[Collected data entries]
################
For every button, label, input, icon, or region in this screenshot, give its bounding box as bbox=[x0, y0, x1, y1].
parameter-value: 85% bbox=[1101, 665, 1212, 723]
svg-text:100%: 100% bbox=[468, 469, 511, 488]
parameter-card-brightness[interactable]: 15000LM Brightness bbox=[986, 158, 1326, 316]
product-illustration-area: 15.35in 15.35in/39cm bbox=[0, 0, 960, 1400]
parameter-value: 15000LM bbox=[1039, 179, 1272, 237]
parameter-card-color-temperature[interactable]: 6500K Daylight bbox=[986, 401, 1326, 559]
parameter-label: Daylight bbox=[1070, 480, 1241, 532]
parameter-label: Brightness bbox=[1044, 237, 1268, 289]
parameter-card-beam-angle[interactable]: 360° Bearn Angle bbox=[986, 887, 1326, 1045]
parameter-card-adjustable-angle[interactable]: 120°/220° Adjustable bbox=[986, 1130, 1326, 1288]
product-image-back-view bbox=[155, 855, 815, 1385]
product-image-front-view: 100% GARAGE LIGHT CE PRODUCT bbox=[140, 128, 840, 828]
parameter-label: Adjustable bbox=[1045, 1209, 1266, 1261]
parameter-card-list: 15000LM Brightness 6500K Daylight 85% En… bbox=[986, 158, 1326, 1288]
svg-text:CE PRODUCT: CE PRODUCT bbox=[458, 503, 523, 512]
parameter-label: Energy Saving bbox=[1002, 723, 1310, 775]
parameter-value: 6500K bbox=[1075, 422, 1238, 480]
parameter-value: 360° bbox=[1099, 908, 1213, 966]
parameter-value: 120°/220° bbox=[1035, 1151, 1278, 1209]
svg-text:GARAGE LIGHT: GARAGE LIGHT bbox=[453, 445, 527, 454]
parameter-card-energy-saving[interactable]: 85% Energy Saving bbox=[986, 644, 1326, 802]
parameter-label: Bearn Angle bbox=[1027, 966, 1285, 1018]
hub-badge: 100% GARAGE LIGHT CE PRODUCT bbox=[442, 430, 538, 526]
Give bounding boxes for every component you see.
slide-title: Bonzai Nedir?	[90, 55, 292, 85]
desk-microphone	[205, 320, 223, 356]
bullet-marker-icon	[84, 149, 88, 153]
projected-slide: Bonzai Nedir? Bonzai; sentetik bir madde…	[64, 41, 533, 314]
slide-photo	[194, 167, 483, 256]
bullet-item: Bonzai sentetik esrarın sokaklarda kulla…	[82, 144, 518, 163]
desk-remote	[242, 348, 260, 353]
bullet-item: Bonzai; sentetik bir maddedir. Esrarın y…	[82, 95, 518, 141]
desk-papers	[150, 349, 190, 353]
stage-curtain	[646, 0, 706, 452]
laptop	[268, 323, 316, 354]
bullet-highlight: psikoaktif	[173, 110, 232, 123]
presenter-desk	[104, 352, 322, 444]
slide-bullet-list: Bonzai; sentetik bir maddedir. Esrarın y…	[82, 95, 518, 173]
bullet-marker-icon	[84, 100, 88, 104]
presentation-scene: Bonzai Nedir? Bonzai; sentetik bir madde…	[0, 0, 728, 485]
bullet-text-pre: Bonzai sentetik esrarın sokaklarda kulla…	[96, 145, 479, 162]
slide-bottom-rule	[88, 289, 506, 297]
################
Retype everything from the first line of the material down to the line containing "svg-text:100%: 100% bbox=[468, 469, 511, 488]", including both of those lines, character for character.

For every button, label, input, icon, or region in this screenshot, give its bounding box as bbox=[x0, y0, x1, y1].
parameter-value: 85% bbox=[1101, 665, 1212, 723]
svg-text:100%: 100% bbox=[468, 469, 511, 488]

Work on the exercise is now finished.